» **Extracted entries**
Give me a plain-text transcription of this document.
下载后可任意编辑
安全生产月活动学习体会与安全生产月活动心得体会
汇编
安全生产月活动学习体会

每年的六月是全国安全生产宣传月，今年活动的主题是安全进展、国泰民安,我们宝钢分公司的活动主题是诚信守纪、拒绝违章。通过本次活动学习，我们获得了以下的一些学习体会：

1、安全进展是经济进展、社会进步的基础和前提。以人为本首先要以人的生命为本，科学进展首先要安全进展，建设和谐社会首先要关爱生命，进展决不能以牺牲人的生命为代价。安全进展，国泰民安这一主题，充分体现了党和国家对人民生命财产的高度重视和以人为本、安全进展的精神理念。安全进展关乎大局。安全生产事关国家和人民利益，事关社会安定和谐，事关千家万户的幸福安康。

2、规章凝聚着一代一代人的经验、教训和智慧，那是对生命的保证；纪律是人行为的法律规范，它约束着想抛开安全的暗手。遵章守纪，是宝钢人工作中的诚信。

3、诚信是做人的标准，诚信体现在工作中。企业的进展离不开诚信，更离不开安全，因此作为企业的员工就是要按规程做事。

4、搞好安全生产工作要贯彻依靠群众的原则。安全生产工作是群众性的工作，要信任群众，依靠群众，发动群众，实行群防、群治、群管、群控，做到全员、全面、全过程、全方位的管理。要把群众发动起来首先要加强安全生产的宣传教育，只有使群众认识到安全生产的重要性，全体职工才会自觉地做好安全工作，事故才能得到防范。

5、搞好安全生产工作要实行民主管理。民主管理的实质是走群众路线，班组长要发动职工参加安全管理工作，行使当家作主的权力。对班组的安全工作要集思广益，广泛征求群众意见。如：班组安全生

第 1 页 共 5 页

» **Task directions**
Give the complete listing a second time, exactly as it reads.

» **The completed task**
Give me a plain-text transcription of this document.
下载后可任意编辑
安全生产月活动学习体会与安全生产月活动心得体会
汇编
安全生产月活动学习体会

每年的六月是全国安全生产宣传月，今年活动的主题是安全进展、国泰民安,我们宝钢分公司的活动主题是诚信守纪、拒绝违章。通过本次活动学习，我们获得了以下的一些学习体会：

1、安全进展是经济进展、社会进步的基础和前提。以人为本首先要以人的生命为本，科学进展首先要安全进展，建设和谐社会首先要关爱生命，进展决不能以牺牲人的生命为代价。安全进展，国泰民安这一主题，充分体现了党和国家对人民生命财产的高度重视和以人为本、安全进展的精神理念。安全进展关乎大局。安全生产事关国家和人民利益，事关社会安定和谐，事关千家万户的幸福安康。

2、规章凝聚着一代一代人的经验、教训和智慧，那是对生命的保证；纪律是人行为的法律规范，它约束着想抛开安全的暗手。遵章守纪，是宝钢人工作中的诚信。

3、诚信是做人的标准，诚信体现在工作中。企业的进展离不开诚信，更离不开安全，因此作为企业的员工就是要按规程做事。

4、搞好安全生产工作要贯彻依靠群众的原则。安全生产工作是群众性的工作，要信任群众，依靠群众，发动群众，实行群防、群治、群管、群控，做到全员、全面、全过程、全方位的管理。要把群众发动起来首先要加强安全生产的宣传教育，只有使群众认识到安全生产的重要性，全体职工才会自觉地做好安全工作，事故才能得到防范。

5、搞好安全生产工作要实行民主管理。民主管理的实质是走群众路线，班组长要发动职工参加安全管理工作，行使当家作主的权力。对班组的安全工作要集思广益，广泛征求群众意见。如：班组安全生

第 1 页 共 5 页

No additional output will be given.